— Begin —

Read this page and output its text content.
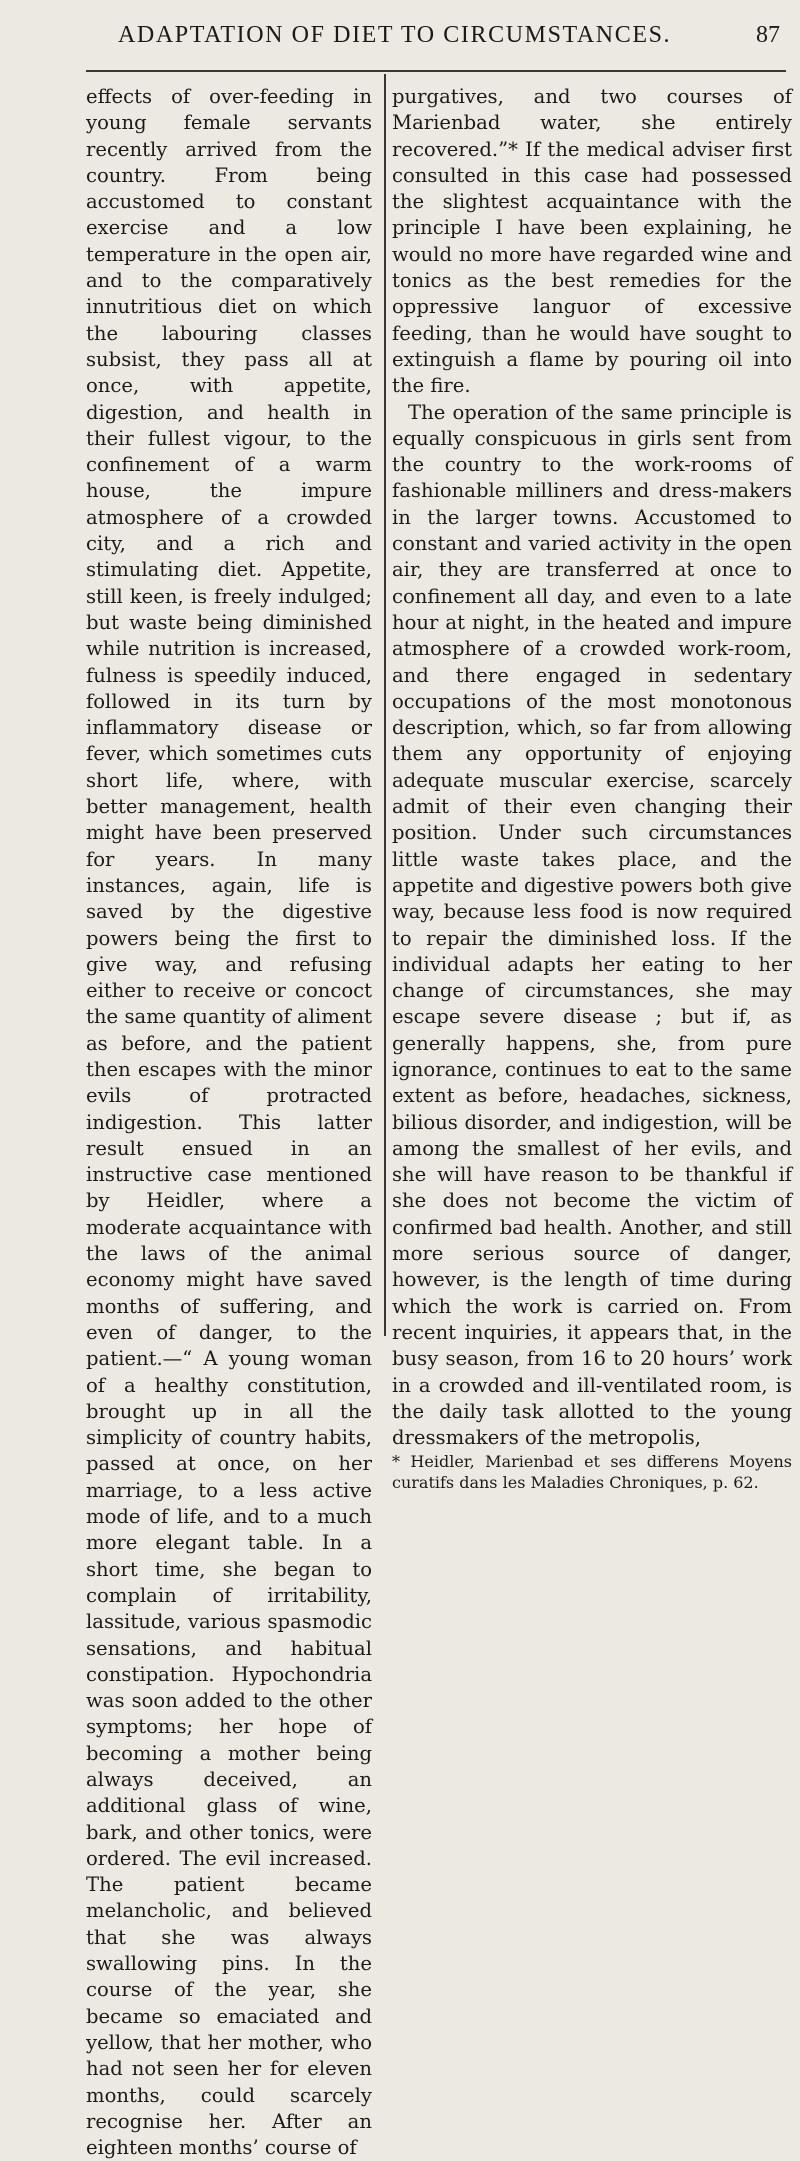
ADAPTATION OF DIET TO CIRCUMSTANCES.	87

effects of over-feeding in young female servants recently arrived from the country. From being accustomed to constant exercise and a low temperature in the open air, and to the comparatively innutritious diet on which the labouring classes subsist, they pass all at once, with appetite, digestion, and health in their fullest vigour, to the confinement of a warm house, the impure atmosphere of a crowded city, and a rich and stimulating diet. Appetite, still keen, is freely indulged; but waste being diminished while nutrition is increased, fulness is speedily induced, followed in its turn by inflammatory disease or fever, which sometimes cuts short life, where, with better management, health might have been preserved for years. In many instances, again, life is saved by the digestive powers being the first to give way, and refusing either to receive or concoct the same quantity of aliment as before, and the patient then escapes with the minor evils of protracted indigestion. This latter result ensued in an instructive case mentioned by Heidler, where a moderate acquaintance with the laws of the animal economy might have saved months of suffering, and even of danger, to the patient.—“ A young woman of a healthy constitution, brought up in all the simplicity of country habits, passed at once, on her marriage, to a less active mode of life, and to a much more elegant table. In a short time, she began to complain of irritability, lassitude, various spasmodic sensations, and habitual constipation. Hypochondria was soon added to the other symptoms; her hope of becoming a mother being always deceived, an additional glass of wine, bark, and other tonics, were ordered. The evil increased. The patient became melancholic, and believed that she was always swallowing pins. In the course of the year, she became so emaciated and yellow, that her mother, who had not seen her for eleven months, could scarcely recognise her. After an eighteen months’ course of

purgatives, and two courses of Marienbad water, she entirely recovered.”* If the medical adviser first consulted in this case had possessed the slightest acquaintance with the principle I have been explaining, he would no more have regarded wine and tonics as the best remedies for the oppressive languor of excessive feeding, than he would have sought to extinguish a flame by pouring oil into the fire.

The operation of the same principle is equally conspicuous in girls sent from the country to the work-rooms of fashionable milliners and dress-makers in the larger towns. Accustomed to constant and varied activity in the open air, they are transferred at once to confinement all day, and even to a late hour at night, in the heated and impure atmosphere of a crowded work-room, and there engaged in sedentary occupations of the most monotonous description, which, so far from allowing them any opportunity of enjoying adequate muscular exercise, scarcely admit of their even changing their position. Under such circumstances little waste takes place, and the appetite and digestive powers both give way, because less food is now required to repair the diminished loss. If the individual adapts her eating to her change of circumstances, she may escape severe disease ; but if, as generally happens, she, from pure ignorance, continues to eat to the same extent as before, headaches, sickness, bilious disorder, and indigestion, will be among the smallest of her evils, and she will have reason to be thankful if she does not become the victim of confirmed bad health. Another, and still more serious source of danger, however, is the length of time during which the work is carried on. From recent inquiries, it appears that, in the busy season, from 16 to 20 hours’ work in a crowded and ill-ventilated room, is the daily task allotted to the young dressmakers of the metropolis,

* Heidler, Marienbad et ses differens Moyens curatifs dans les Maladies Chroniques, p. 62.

— End —

Wherever the string "Marienbad" appears in the entries above, list that line.

purgatives, and two courses of Marienbad water, she entirely recovered.”* If the medical adviser first consulted in this case had possessed the slightest acquaintance with the principle I have been explaining, he would no more have regarded wine and tonics as the best remedies for the oppressive languor of excessive feeding, than he would have sought to extinguish a flame by pouring oil into the fire.
* Heidler, Marienbad et ses differens Moyens curatifs dans les Maladies Chroniques, p. 62.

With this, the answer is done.